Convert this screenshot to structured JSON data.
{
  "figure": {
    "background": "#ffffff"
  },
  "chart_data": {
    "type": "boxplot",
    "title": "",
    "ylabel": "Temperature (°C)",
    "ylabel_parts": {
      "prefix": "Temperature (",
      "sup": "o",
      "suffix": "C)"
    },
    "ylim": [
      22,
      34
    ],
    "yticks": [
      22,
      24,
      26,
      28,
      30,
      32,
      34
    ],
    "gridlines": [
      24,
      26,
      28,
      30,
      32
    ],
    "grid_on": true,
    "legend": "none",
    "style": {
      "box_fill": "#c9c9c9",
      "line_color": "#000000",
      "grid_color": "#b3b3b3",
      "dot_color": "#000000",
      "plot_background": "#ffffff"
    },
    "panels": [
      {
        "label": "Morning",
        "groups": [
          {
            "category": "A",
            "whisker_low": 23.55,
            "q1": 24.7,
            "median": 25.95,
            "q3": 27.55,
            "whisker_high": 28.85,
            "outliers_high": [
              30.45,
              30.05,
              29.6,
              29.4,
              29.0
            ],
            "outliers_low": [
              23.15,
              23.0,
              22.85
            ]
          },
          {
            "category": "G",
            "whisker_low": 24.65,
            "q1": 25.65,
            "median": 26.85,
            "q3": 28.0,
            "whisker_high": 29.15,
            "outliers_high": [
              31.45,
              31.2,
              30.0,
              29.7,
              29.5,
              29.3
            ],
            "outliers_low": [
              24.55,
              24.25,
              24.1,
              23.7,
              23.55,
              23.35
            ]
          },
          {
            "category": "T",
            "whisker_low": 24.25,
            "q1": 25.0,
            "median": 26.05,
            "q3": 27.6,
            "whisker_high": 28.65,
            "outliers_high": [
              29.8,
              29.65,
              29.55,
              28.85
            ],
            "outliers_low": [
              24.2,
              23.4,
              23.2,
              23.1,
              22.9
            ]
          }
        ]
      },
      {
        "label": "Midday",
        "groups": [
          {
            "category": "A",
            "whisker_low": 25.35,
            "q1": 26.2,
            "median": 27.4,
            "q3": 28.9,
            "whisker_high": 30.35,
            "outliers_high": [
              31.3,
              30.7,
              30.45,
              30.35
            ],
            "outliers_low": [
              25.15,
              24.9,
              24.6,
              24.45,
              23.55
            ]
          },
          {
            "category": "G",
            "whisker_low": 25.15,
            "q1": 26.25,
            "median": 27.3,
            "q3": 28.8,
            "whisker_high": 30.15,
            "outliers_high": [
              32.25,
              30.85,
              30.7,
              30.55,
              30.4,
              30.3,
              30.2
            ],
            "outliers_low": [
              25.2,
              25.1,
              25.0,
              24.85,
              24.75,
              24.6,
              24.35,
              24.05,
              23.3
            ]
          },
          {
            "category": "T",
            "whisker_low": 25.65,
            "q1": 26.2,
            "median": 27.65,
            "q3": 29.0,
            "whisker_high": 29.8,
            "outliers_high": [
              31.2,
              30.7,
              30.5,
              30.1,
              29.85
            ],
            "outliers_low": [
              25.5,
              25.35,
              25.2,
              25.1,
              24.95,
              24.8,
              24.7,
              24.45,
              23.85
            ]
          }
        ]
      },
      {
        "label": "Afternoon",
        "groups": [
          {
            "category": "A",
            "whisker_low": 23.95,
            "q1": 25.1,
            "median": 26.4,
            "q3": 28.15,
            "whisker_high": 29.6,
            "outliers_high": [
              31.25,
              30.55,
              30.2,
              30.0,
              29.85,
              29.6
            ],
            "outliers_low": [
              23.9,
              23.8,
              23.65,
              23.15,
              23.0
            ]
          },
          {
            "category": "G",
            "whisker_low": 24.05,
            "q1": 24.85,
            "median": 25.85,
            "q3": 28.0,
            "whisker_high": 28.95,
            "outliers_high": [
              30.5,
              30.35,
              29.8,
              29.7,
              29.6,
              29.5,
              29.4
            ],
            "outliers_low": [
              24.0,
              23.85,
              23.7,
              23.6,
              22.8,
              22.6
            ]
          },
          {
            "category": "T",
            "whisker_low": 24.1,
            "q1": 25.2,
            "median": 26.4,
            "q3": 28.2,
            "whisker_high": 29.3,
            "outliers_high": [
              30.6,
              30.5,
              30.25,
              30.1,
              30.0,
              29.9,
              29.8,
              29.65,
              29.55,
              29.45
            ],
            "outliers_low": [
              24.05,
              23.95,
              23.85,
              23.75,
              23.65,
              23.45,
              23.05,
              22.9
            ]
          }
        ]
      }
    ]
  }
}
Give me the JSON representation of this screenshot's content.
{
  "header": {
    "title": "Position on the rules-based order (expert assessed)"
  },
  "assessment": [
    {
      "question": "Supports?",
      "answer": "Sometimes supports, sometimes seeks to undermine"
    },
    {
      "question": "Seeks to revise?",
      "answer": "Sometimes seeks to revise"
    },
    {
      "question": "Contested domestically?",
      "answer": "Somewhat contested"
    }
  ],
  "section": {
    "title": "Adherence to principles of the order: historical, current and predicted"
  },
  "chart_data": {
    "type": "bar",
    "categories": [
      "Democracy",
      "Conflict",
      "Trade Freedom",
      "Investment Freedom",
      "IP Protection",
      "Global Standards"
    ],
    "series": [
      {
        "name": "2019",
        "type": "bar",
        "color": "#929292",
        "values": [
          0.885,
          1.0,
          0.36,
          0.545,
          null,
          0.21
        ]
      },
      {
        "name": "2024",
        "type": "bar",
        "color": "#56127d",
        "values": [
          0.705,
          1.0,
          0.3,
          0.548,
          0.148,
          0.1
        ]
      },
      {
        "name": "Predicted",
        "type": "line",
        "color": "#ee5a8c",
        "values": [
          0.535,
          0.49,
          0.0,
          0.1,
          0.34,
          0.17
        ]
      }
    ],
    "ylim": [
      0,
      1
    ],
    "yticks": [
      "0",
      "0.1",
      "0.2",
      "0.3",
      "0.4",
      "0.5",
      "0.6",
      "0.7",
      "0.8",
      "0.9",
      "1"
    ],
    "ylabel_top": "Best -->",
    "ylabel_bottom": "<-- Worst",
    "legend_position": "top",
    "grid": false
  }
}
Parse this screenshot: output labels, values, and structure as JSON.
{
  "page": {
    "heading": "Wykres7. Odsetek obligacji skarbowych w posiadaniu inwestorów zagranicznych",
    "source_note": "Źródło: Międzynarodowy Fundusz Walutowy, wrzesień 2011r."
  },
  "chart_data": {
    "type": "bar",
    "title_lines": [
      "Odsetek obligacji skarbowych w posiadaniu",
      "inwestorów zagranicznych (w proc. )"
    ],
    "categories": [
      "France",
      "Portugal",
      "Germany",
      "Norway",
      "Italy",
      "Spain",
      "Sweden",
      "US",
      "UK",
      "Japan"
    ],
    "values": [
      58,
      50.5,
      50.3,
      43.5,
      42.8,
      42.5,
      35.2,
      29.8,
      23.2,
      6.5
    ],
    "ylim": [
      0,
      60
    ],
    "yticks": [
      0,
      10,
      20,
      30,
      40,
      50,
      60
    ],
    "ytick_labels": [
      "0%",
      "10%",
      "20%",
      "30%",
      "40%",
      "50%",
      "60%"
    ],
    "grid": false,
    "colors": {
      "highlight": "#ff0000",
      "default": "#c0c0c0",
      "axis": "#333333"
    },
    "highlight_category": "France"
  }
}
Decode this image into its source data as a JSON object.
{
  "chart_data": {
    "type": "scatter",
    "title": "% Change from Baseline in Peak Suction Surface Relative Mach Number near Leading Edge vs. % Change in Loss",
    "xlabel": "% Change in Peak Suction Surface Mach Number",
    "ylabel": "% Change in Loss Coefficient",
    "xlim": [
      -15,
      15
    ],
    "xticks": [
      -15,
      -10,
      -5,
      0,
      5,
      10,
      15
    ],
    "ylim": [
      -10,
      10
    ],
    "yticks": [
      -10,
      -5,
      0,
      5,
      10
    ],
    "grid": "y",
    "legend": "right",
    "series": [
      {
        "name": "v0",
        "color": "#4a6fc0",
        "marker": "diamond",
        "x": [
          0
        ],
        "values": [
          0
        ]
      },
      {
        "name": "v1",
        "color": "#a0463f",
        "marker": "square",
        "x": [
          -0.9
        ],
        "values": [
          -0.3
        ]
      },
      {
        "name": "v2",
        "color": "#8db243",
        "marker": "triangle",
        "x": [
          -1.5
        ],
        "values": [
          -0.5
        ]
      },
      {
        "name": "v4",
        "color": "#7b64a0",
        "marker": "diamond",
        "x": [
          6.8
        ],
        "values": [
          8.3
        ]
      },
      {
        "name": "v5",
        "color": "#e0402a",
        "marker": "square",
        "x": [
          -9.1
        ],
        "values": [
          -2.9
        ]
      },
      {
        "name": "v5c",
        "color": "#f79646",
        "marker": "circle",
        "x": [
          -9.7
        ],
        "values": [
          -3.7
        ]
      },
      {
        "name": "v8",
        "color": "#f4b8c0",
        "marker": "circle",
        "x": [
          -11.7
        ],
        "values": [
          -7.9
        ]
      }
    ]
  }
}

++++++++++

Filter the records above for lines containing the word "Number", and copy those lines.

    "title": "% Change from Baseline in Peak Suction Surface Relative Mach Number near Leading Edge vs. % Change in Loss",
    "xlabel": "% Change in Peak Suction Surface Mach Number",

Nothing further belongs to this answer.